**Data provided:**
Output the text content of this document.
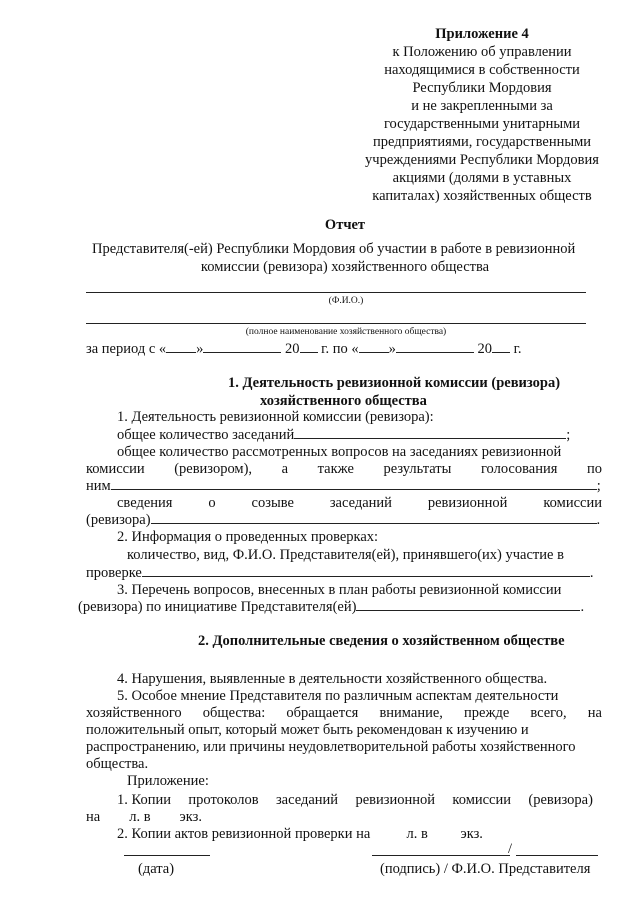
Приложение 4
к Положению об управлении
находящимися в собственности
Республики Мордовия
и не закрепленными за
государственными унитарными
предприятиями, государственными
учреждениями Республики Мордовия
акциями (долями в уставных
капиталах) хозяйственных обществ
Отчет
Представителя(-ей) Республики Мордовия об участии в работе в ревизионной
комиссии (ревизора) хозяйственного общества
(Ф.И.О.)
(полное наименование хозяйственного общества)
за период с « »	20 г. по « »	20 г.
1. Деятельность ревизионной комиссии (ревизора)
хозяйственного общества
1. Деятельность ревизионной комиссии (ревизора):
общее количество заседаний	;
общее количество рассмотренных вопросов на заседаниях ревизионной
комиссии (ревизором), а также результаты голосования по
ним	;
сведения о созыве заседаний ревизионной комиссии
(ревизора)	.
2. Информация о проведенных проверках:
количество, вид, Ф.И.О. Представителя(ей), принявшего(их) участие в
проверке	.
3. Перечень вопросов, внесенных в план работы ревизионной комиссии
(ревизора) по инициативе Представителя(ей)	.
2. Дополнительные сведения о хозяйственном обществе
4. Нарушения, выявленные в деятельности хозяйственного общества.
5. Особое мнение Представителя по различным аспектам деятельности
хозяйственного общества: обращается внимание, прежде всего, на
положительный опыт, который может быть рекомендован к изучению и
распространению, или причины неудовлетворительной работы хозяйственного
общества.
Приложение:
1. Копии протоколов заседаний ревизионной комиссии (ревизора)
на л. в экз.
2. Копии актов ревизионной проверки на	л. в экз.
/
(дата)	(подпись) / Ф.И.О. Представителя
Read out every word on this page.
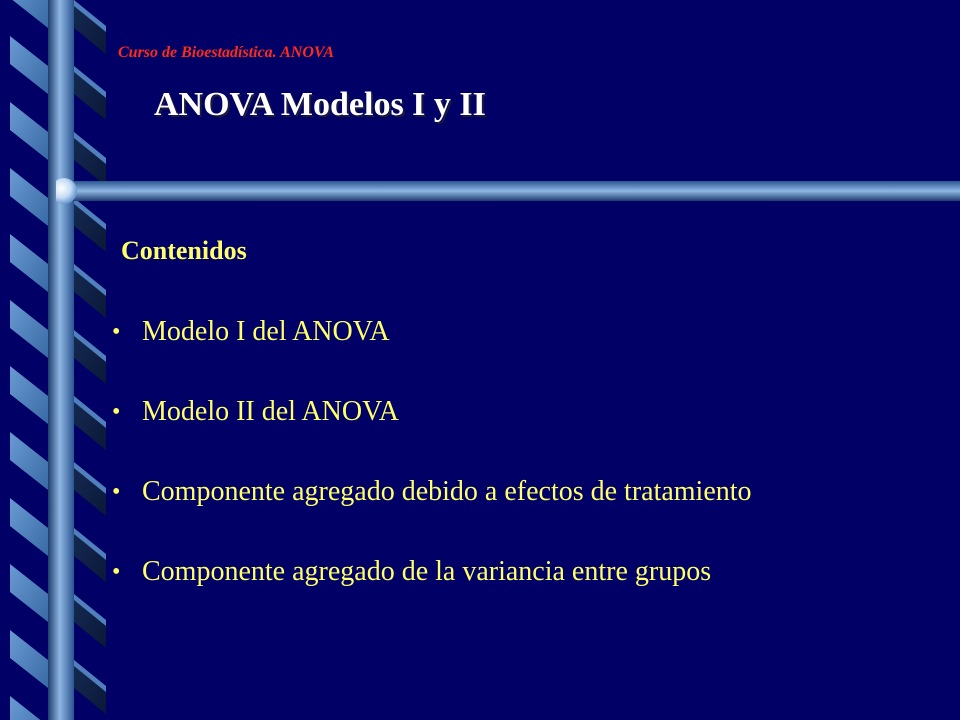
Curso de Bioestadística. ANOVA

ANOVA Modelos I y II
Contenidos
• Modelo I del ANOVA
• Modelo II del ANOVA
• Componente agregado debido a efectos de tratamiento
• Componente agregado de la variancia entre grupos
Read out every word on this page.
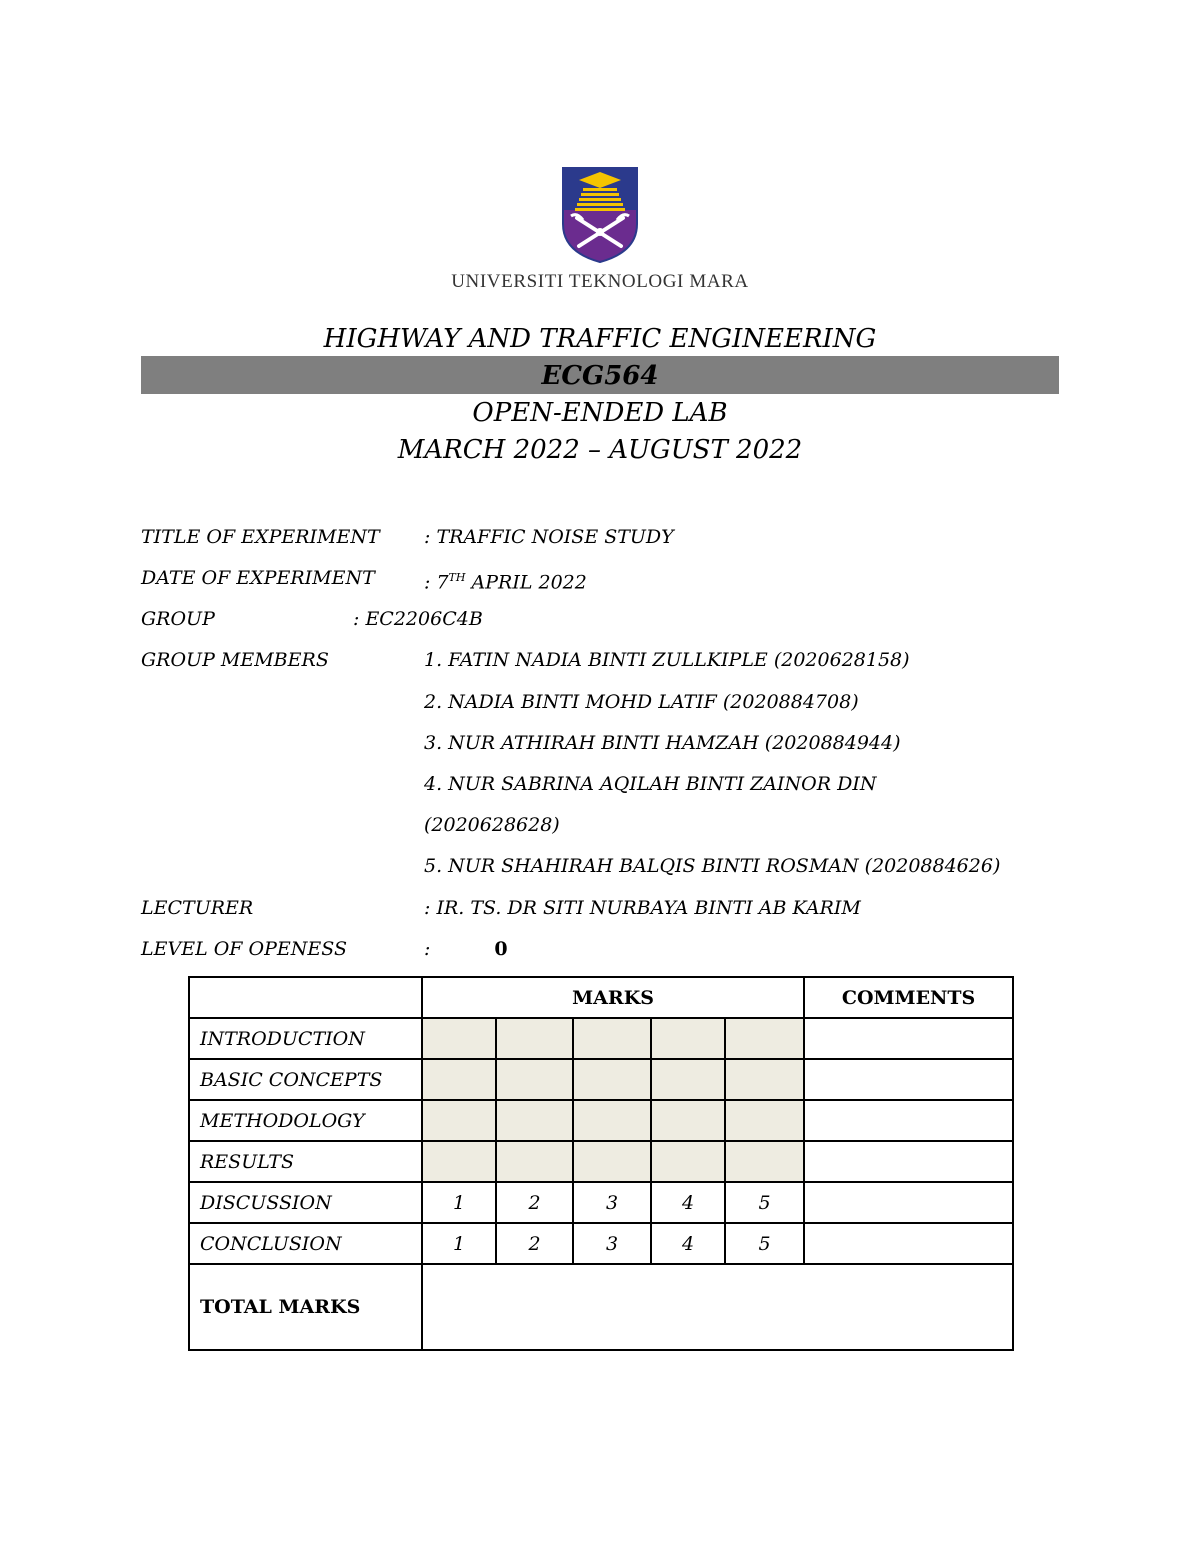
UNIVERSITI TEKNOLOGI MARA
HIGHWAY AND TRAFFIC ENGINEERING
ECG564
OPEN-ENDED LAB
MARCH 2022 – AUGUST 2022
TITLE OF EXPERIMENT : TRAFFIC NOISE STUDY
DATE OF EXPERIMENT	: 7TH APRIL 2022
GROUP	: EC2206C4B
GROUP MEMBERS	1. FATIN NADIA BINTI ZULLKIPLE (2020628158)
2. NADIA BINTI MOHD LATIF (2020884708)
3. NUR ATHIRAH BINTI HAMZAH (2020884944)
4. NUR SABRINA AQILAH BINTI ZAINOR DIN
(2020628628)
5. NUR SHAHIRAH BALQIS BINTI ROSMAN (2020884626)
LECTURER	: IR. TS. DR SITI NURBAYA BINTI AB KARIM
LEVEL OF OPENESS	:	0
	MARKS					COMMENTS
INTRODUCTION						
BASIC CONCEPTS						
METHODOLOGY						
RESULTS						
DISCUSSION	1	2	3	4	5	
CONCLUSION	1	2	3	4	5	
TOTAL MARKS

* * *

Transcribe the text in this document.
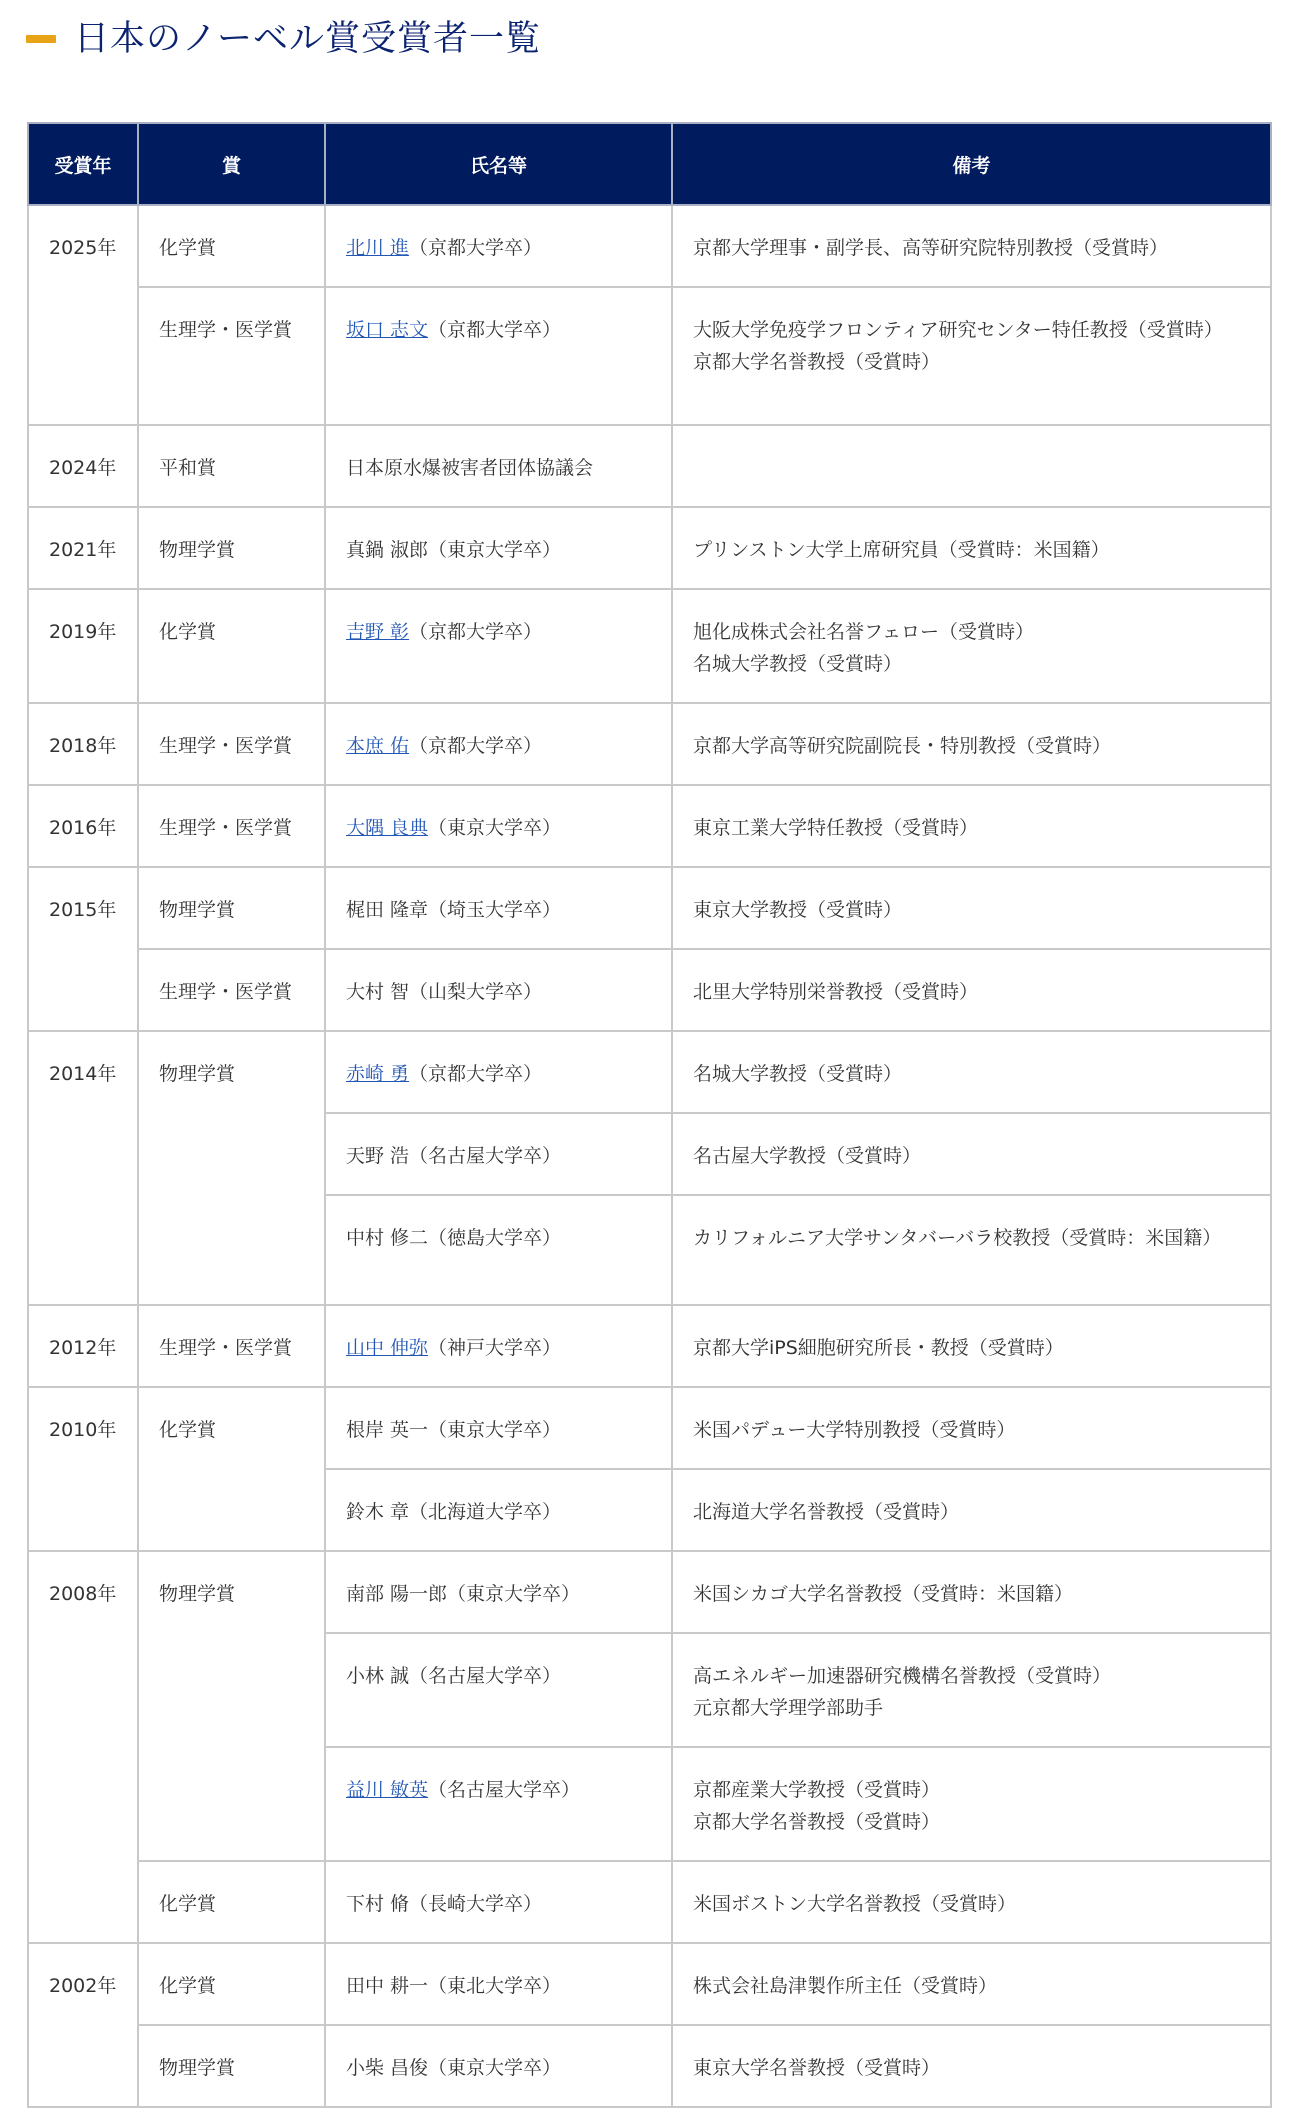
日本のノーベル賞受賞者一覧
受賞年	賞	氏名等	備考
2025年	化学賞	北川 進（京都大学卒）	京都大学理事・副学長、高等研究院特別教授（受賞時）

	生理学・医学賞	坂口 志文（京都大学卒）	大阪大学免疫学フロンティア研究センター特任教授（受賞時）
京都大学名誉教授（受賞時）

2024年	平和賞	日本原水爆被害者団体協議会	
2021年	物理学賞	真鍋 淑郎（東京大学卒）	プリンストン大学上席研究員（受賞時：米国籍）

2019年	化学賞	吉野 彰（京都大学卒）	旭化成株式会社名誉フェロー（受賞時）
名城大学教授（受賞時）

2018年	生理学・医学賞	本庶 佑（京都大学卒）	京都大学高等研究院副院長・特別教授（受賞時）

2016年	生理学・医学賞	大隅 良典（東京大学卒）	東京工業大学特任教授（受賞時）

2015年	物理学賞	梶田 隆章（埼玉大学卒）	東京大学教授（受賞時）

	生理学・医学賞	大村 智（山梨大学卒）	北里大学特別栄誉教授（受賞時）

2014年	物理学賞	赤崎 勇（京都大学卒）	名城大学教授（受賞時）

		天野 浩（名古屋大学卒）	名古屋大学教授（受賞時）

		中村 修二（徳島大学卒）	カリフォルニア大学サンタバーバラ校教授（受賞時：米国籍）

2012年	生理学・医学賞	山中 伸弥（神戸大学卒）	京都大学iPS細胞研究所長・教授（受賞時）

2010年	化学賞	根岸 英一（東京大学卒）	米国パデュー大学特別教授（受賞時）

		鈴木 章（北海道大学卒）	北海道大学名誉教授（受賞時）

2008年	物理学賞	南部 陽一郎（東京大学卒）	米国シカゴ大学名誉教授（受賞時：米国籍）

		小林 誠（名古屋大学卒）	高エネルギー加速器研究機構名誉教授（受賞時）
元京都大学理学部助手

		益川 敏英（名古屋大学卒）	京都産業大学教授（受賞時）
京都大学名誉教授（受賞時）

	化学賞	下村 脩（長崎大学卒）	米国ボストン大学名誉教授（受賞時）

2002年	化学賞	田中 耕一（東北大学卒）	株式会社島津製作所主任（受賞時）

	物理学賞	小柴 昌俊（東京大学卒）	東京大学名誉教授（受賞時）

---

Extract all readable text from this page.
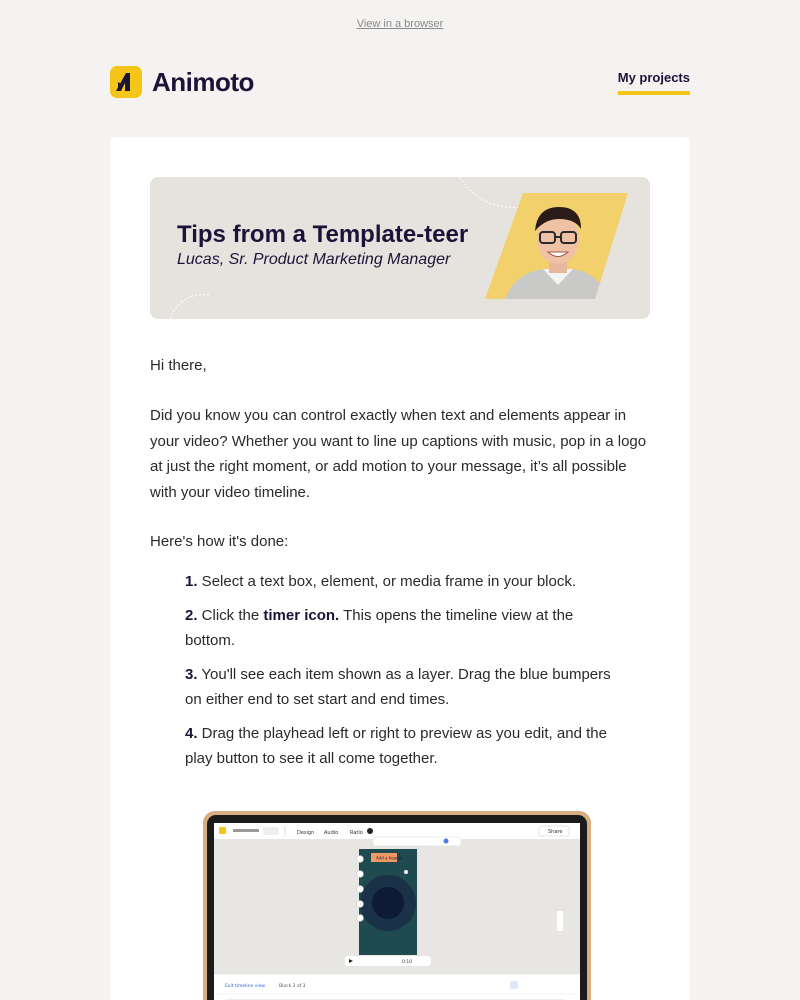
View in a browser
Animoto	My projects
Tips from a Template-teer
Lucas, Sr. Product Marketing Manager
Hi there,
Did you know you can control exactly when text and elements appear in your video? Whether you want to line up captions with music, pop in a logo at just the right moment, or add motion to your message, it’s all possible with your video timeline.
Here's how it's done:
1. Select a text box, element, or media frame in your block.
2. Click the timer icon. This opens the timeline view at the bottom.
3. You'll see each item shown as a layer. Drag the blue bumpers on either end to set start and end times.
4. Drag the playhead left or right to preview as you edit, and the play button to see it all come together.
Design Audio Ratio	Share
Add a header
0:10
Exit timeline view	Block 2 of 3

**Your instructions:**
From the listing, tally every line with the word "общее" in it and give only the tally.

**Task response:**
2